• _DATA EXCERPTS_:
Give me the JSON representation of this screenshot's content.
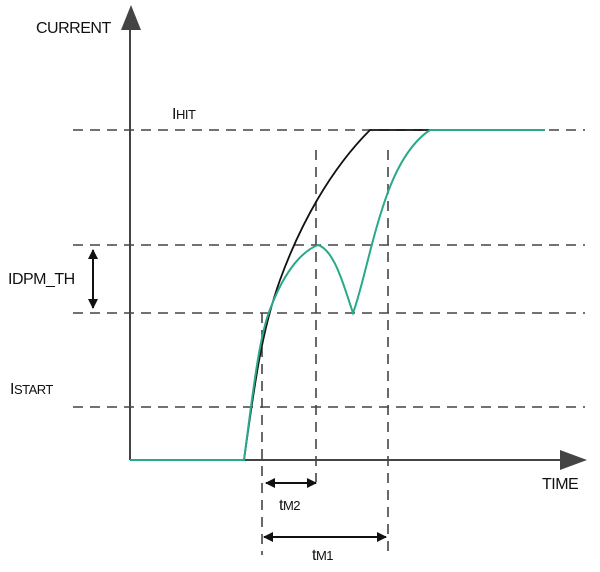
{
  "labels": {
    "y_axis": "CURRENT",
    "x_axis": "TIME",
    "i_hit": {
      "main": "I",
      "sub": "HIT"
    },
    "idpm_th": "IDPM_TH",
    "i_start": {
      "main": "I",
      "sub": "START"
    },
    "t_m2": {
      "main": "t",
      "sub": "M2"
    },
    "t_m1": {
      "main": "t",
      "sub": "M1"
    }
  },
  "colors": {
    "reference_curve": "#111111",
    "actual_curve": "#2aa88a",
    "dashed": "#444444"
  }
}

• _TASK INSTRUCTIONS_: Copy the whole listing above word for word but do not carry over the pictures.

• _COMPLETE OUTPUT_:
Give me the JSON representation of this screenshot's content.
{
  "labels": {
    "y_axis": "CURRENT",
    "x_axis": "TIME",
    "i_hit": {
      "main": "I",
      "sub": "HIT"
    },
    "idpm_th": "IDPM_TH",
    "i_start": {
      "main": "I",
      "sub": "START"
    },
    "t_m2": {
      "main": "t",
      "sub": "M2"
    },
    "t_m1": {
      "main": "t",
      "sub": "M1"
    }
  },
  "colors": {
    "reference_curve": "#111111",
    "actual_curve": "#2aa88a",
    "dashed": "#444444"
  }
}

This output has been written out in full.